Collected data entries
──────

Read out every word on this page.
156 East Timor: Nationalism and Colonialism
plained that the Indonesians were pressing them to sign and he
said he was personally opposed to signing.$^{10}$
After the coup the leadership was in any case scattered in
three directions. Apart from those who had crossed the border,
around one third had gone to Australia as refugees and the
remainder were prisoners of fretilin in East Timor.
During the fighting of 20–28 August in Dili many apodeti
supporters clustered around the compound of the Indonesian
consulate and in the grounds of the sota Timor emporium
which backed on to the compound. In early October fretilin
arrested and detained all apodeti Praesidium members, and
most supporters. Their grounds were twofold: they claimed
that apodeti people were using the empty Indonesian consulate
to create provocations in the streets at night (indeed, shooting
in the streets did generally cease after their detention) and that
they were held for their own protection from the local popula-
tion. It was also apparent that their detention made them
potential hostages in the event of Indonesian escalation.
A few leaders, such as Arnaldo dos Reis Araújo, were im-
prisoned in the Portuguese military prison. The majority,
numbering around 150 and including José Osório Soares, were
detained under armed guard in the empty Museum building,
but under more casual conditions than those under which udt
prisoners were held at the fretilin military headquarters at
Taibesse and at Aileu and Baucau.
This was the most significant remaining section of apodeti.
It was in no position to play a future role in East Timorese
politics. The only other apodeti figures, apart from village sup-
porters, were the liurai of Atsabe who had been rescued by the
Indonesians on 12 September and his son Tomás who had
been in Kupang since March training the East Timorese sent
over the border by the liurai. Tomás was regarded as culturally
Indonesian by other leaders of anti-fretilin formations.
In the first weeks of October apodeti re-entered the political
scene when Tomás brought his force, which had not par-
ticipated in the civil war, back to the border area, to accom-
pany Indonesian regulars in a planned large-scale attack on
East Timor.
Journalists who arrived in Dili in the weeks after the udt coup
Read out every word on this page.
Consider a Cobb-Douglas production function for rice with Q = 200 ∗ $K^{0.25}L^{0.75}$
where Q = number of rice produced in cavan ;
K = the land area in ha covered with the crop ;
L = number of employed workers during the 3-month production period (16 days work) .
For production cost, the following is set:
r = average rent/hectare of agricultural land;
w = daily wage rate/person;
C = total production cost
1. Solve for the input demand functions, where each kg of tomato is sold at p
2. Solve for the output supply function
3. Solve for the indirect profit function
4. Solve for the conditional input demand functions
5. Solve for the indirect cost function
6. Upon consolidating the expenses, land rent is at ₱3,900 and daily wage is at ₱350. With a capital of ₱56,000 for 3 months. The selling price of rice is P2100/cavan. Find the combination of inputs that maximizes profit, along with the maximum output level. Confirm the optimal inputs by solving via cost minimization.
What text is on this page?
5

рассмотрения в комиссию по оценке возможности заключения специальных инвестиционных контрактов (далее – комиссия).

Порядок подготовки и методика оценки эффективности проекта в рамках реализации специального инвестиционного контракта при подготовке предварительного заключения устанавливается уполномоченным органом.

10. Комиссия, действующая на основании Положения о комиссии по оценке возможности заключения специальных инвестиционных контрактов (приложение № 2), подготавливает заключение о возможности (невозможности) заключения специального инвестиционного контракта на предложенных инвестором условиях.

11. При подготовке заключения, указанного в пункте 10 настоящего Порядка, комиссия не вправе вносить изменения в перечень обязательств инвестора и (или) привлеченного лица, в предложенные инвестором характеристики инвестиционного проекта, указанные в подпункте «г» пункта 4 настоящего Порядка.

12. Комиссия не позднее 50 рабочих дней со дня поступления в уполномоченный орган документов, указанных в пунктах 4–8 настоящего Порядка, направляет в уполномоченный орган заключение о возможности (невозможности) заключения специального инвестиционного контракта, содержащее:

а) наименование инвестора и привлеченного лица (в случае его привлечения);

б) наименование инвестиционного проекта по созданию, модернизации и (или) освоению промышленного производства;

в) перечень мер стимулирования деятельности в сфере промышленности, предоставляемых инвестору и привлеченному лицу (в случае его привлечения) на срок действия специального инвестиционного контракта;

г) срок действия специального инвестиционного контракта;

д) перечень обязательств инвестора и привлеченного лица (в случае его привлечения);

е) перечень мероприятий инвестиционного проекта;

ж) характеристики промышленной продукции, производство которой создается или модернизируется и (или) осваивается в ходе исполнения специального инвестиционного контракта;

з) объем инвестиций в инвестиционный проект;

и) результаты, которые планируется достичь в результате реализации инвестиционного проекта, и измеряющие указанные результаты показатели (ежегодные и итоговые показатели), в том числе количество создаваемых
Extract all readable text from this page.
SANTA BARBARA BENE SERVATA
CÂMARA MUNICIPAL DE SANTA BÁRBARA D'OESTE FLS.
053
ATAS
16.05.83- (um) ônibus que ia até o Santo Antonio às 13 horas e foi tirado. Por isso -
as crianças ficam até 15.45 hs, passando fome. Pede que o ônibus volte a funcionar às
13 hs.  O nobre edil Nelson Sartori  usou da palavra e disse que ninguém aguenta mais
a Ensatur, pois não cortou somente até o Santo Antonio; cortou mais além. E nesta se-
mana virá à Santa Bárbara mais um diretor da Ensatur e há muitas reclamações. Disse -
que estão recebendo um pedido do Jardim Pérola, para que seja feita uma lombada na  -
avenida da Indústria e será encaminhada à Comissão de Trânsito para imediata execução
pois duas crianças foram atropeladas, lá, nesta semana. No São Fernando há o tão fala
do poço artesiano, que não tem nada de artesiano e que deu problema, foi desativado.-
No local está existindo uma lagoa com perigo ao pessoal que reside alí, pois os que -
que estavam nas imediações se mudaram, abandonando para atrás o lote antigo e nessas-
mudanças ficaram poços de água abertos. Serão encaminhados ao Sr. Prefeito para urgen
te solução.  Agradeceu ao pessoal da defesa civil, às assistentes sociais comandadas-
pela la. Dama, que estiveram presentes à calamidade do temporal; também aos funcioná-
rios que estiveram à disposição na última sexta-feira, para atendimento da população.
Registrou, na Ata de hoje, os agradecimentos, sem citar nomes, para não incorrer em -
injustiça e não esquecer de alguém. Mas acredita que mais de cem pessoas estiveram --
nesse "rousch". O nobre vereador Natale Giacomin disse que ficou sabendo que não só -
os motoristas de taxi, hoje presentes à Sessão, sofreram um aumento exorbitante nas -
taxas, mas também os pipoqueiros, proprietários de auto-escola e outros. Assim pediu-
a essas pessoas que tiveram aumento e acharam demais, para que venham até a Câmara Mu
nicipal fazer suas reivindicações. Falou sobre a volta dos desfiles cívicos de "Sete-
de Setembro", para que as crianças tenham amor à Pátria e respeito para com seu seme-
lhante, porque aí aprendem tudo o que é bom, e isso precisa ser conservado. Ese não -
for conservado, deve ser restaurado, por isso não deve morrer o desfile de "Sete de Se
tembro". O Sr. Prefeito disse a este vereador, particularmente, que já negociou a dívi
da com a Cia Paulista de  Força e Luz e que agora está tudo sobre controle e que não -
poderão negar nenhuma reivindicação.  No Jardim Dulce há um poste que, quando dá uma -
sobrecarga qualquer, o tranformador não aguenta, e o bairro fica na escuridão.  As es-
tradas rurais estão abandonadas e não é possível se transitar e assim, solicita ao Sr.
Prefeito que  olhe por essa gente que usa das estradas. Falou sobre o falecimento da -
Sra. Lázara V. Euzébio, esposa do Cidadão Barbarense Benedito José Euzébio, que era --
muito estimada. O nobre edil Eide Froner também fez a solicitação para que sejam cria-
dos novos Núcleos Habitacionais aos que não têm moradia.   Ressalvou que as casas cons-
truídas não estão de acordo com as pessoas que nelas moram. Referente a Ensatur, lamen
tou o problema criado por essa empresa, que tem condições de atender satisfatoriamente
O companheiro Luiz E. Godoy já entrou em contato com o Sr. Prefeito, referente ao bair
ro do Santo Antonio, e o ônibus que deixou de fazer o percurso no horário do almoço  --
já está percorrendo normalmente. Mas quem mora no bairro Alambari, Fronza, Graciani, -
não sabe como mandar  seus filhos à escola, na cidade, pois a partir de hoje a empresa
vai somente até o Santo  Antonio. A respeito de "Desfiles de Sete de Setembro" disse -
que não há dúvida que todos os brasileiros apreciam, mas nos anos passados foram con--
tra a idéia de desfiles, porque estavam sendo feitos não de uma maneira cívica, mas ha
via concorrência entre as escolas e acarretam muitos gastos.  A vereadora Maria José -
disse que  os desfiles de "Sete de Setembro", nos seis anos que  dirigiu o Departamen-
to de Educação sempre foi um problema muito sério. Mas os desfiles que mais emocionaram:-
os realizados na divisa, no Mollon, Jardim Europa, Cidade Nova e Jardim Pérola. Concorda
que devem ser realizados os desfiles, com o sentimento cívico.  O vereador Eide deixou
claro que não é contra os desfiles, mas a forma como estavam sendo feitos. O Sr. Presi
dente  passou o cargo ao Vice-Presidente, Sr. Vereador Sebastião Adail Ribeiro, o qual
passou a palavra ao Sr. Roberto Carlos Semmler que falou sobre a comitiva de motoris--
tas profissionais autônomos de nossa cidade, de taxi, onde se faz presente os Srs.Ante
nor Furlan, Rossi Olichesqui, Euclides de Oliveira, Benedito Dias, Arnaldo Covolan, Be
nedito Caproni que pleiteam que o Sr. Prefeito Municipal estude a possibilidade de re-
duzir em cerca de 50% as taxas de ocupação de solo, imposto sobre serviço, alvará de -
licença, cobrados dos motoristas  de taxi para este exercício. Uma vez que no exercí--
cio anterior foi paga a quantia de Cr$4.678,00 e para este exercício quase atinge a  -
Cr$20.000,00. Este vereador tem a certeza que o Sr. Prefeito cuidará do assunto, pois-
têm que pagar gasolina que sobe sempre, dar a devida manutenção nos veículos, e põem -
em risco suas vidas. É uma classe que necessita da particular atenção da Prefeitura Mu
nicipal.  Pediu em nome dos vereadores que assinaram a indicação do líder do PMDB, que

──────

Work to do
In the listing above, find each line with the word "somente" and copy it.

Result for this task
a Ensatur, pois não cortou somente até o Santo Antonio; cortou mais além. E nesta se-
vai somente até o Santo  Antonio. A respeito de "Desfiles de Sete de Setembro" disse -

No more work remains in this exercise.